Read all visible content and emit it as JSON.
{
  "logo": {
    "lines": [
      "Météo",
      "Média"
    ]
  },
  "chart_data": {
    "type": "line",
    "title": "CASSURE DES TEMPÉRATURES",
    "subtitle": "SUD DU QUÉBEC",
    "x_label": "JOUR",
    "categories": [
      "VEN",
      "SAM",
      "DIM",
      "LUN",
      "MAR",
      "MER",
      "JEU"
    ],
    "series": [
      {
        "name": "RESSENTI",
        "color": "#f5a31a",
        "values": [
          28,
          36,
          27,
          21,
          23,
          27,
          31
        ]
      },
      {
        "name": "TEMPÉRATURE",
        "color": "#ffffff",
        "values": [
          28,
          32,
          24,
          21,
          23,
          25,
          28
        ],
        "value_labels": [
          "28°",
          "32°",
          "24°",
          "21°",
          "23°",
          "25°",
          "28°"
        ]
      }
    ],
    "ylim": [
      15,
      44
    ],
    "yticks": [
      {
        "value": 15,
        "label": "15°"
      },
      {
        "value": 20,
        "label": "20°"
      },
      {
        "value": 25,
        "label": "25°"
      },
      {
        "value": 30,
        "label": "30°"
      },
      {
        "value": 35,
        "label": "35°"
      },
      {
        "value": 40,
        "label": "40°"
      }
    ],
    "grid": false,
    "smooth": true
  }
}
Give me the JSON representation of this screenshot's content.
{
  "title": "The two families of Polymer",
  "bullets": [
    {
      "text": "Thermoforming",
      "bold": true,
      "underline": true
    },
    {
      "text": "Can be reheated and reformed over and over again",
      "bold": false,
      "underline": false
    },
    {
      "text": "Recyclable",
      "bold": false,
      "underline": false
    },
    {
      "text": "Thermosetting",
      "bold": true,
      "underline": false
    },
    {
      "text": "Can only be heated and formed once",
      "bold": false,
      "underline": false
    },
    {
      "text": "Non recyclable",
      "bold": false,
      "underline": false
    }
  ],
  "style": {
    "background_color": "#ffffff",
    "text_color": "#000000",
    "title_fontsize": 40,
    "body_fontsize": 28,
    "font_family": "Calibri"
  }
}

#### Task objective:
Show each line of the listing that holds the string "content".

#### Exercise response:
Read all visible content and emit it as JSON.
Give me the JSON representation of this screenshot's content.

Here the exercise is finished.